>> START Source data

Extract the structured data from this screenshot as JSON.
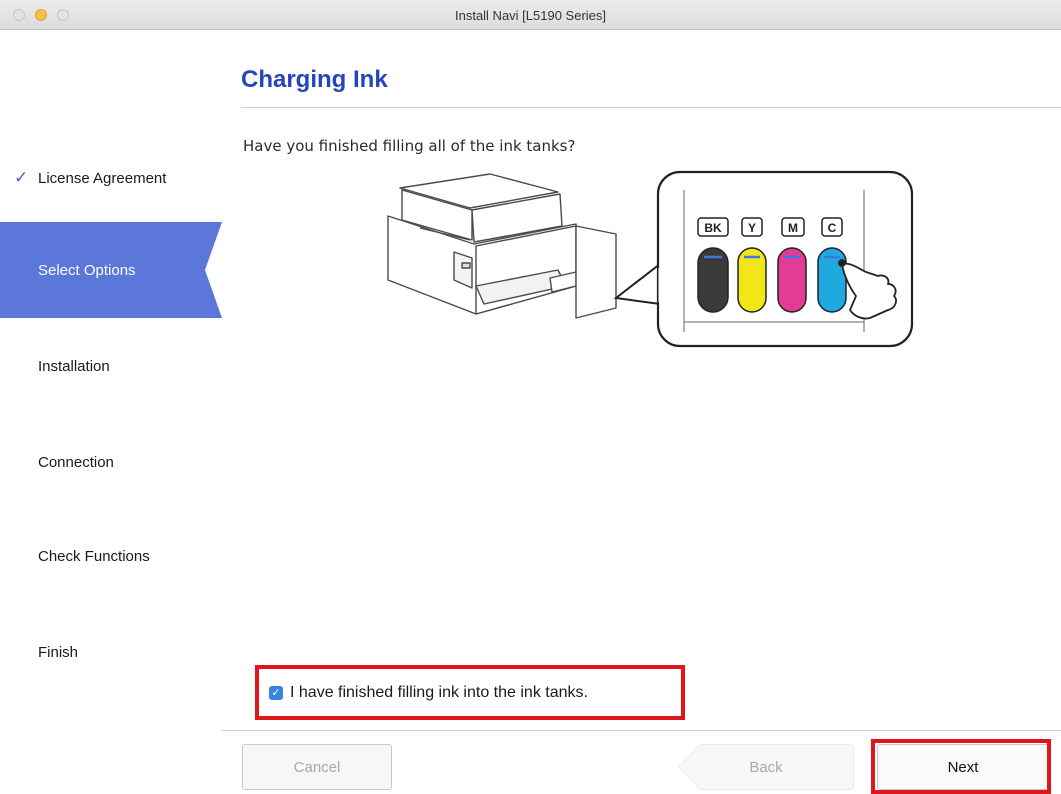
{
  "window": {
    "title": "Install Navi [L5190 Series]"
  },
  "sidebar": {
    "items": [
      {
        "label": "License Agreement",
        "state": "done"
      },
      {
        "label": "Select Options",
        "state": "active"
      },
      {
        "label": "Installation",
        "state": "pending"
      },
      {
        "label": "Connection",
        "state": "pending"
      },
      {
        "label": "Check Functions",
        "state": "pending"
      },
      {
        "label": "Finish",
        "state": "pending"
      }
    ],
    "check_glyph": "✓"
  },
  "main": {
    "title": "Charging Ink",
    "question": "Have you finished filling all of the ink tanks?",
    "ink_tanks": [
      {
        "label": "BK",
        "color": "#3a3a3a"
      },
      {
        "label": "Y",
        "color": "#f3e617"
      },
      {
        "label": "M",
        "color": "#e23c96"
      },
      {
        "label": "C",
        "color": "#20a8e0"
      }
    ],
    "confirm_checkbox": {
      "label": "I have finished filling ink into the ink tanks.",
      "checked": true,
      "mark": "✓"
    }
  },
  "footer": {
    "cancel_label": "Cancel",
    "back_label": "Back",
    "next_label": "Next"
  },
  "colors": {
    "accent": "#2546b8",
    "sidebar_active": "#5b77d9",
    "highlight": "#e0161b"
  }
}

>> END Source data

__Objective__
Restate every record exactly, please; do not copy the pictures.

__Correct output__
Extract the structured data from this screenshot as JSON.
{
  "window": {
    "title": "Install Navi [L5190 Series]"
  },
  "sidebar": {
    "items": [
      {
        "label": "License Agreement",
        "state": "done"
      },
      {
        "label": "Select Options",
        "state": "active"
      },
      {
        "label": "Installation",
        "state": "pending"
      },
      {
        "label": "Connection",
        "state": "pending"
      },
      {
        "label": "Check Functions",
        "state": "pending"
      },
      {
        "label": "Finish",
        "state": "pending"
      }
    ],
    "check_glyph": "✓"
  },
  "main": {
    "title": "Charging Ink",
    "question": "Have you finished filling all of the ink tanks?",
    "ink_tanks": [
      {
        "label": "BK",
        "color": "#3a3a3a"
      },
      {
        "label": "Y",
        "color": "#f3e617"
      },
      {
        "label": "M",
        "color": "#e23c96"
      },
      {
        "label": "C",
        "color": "#20a8e0"
      }
    ],
    "confirm_checkbox": {
      "label": "I have finished filling ink into the ink tanks.",
      "checked": true,
      "mark": "✓"
    }
  },
  "footer": {
    "cancel_label": "Cancel",
    "back_label": "Back",
    "next_label": "Next"
  },
  "colors": {
    "accent": "#2546b8",
    "sidebar_active": "#5b77d9",
    "highlight": "#e0161b"
  }
}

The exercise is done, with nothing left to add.